_Rows_
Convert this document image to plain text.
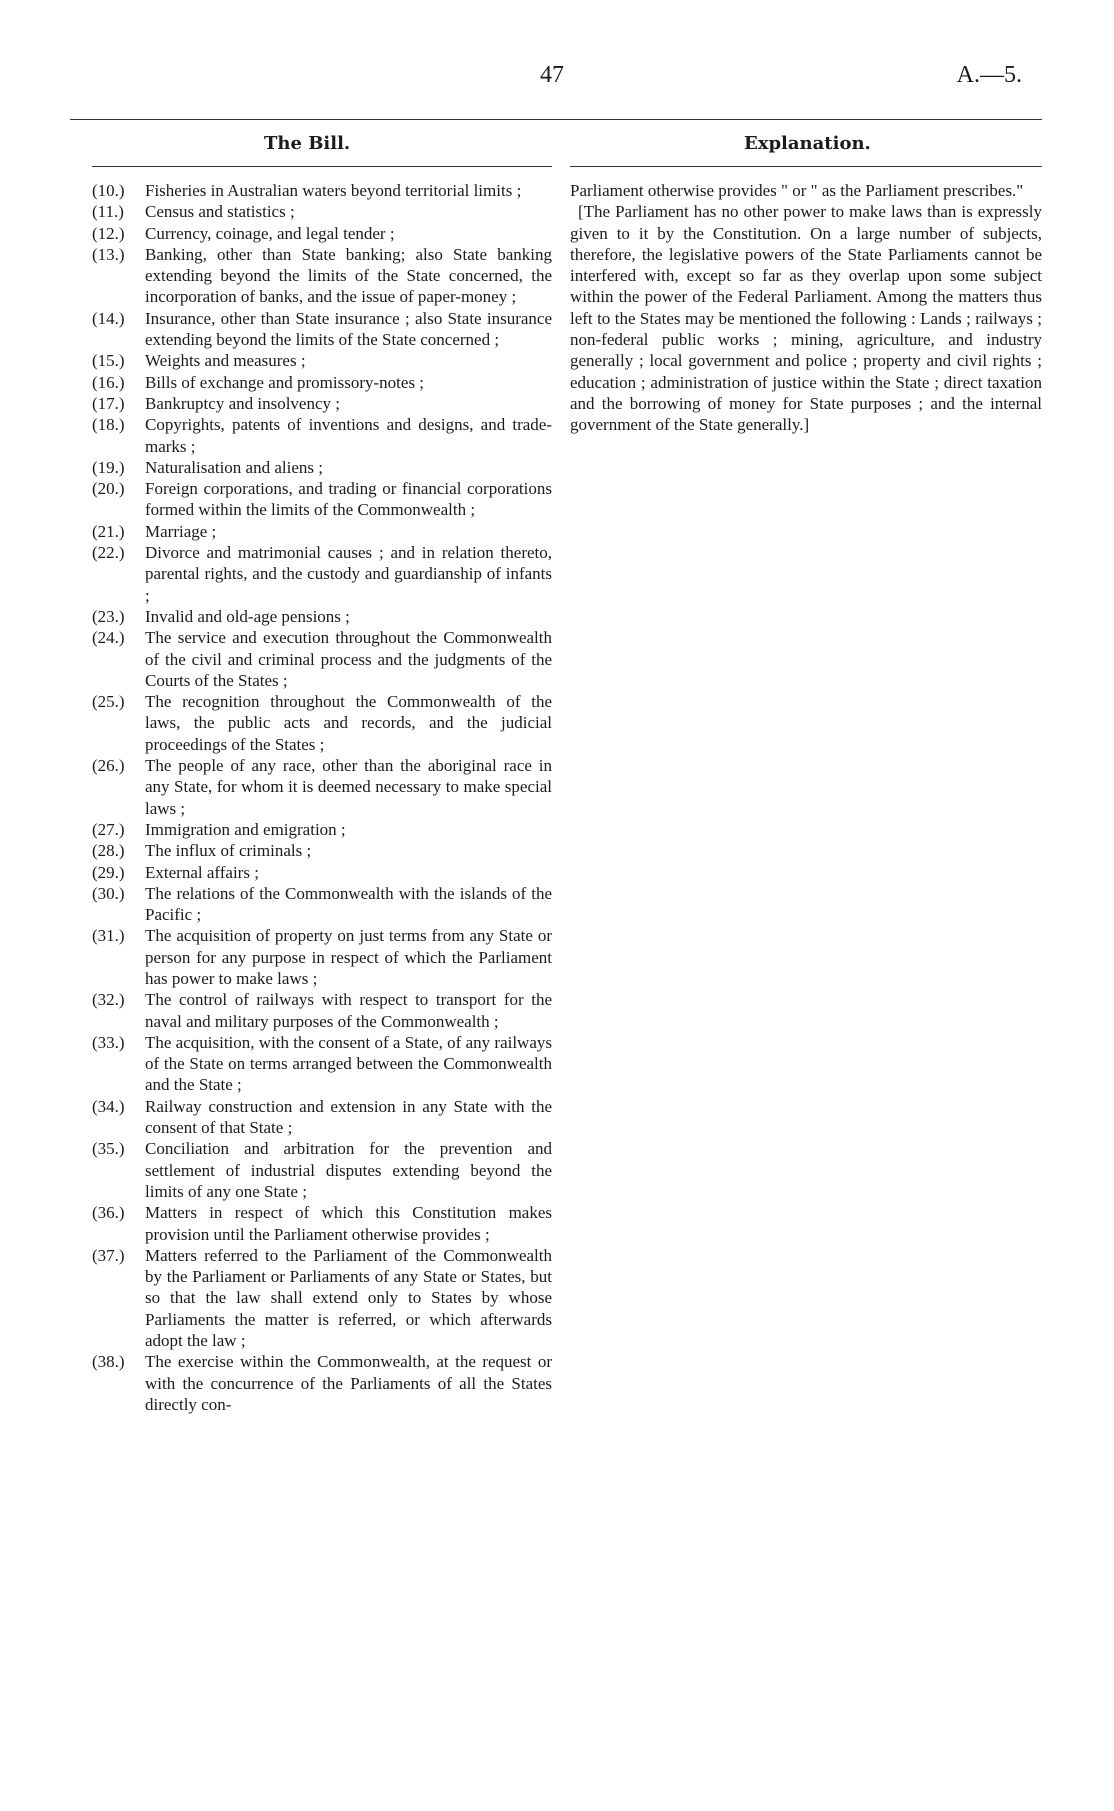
47	A.—5.
The Bill.	Explanation.
(10.) Fisheries in Australian waters beyond territorial limits ;
(11.) Census and statistics ;
(12.) Currency, coinage, and legal tender ;
(13.) Banking, other than State banking; also State banking extending beyond the limits of the State concerned, the incorporation of banks, and the issue of paper-money ;
(14.) Insurance, other than State insurance ; also State insurance extending beyond the limits of the State concerned ;
(15.) Weights and measures ;
(16.) Bills of exchange and promissory-notes ;
(17.) Bankruptcy and insolvency ;
(18.) Copyrights, patents of inventions and designs, and trade-marks ;
(19.) Naturalisation and aliens ;
(20.) Foreign corporations, and trading or financial corporations formed within the limits of the Commonwealth ;
(21.) Marriage ;
(22.) Divorce and matrimonial causes ; and in relation thereto, parental rights, and the custody and guardianship of infants ;
(23.) Invalid and old-age pensions ;
(24.) The service and execution throughout the Commonwealth of the civil and criminal process and the judgments of the Courts of the States ;
(25.) The recognition throughout the Commonwealth of the laws, the public acts and records, and the judicial proceedings of the States ;
(26.) The people of any race, other than the aboriginal race in any State, for whom it is deemed necessary to make special laws ;
(27.) Immigration and emigration ;
(28.) The influx of criminals ;
(29.) External affairs ;
(30.) The relations of the Commonwealth with the islands of the Pacific ;
(31.) The acquisition of property on just terms from any State or person for any purpose in respect of which the Parliament has power to make laws ;
(32.) The control of railways with respect to transport for the naval and military purposes of the Commonwealth ;
(33.) The acquisition, with the consent of a State, of any railways of the State on terms arranged between the Commonwealth and the State ;
(34.) Railway construction and extension in any State with the consent of that State ;
(35.) Conciliation and arbitration for the prevention and settlement of industrial disputes extending beyond the limits of any one State ;
(36.) Matters in respect of which this Constitution makes provision until the Parliament otherwise provides ;
(37.) Matters referred to the Parliament of the Commonwealth by the Parliament or Parliaments of any State or States, but so that the law shall extend only to States by whose Parliaments the matter is referred, or which afterwards adopt the law ;
(38.) The exercise within the Commonwealth, at the request or with the concurrence of the Parliaments of all the States directly con-

Parliament otherwise provides " or " as the Parliament prescribes."

[The Parliament has no other power to make laws than is expressly given to it by the Constitution. On a large number of subjects, therefore, the legislative powers of the State Parliaments cannot be interfered with, except so far as they overlap upon some subject within the power of the Federal Parliament. Among the matters thus left to the States may be mentioned the following : Lands ; railways ; non-federal public works ; mining, agriculture, and industry generally ; local government and police ; property and civil rights ; education ; administration of justice within the State ; direct taxation and the borrowing of money for State purposes ; and the internal government of the State generally.]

_Task to carry out_
Determine the number of lines in the data that contain "railways" as a word or string, and state only that number.

_Response for this exercise_
3